## BEGIN

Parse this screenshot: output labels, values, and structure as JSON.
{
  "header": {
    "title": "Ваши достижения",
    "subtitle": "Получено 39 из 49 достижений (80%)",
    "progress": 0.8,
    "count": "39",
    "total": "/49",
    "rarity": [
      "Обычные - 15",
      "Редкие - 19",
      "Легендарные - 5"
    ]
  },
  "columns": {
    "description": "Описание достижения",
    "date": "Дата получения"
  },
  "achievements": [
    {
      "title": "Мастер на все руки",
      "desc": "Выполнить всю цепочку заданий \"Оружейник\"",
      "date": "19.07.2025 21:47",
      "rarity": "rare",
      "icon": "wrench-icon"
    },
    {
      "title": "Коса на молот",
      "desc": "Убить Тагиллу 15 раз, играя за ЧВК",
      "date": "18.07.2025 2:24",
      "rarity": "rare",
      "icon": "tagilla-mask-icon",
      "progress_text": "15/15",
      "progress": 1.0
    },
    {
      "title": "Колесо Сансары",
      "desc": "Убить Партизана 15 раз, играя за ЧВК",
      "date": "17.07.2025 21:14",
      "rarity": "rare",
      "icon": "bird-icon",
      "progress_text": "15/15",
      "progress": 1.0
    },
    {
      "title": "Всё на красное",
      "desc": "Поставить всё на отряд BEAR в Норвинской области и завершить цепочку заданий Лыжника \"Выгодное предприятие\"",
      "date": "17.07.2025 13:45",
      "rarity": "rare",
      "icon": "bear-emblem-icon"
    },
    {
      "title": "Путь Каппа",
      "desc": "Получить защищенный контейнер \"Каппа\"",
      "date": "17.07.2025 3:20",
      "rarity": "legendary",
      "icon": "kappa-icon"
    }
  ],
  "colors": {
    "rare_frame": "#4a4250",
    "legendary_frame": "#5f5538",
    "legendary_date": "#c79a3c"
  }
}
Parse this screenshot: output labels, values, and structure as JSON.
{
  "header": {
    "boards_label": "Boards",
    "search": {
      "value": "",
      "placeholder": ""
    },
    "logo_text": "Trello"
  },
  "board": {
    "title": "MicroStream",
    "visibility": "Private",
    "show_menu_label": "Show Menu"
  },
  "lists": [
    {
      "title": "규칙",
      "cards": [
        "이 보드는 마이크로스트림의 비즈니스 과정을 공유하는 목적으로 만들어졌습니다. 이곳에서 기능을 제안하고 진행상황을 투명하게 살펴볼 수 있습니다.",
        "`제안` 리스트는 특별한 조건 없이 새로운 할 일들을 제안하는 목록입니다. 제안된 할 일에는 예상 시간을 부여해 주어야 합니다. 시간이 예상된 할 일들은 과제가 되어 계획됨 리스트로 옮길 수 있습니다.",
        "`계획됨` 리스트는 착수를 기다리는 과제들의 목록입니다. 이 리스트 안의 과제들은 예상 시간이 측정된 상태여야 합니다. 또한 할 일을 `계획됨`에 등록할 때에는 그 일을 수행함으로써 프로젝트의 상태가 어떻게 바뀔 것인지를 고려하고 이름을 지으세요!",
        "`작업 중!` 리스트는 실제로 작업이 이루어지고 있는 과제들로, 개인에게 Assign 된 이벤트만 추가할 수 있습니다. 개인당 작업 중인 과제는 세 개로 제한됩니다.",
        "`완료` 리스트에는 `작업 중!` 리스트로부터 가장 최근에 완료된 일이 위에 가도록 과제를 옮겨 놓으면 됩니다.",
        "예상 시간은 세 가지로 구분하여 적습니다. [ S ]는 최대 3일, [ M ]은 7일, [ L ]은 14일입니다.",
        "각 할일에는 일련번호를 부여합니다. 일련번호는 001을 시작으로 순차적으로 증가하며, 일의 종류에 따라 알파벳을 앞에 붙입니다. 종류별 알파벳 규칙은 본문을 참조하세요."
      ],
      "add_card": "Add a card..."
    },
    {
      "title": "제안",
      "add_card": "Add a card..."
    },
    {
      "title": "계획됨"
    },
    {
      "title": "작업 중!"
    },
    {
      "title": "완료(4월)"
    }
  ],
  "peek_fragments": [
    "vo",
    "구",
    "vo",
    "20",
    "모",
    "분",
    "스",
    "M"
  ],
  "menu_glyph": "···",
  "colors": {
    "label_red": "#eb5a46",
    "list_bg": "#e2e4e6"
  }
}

## END

● **AIM OF THE EXERCISE**
Go through the entries above and pull out each line with "리스트는" in it.

● **RESPONSE TO THE TASK**
        "`제안` 리스트는 특별한 조건 없이 새로운 할 일들을 제안하는 목록입니다. 제안된 할 일에는 예상 시간을 부여해 주어야 합니다. 시간이 예상된 할 일들은 과제가 되어 계획됨 리스트로 옮길 수 있습니다.",
        "`계획됨` 리스트는 착수를 기다리는 과제들의 목록입니다. 이 리스트 안의 과제들은 예상 시간이 측정된 상태여야 합니다. 또한 할 일을 `계획됨`에 등록할 때에는 그 일을 수행함으로써 프로젝트의 상태가 어떻게 바뀔 것인지를 고려하고 이름을 지으세요!",
        "`작업 중!` 리스트는 실제로 작업이 이루어지고 있는 과제들로, 개인에게 Assign 된 이벤트만 추가할 수 있습니다. 개인당 작업 중인 과제는 세 개로 제한됩니다.",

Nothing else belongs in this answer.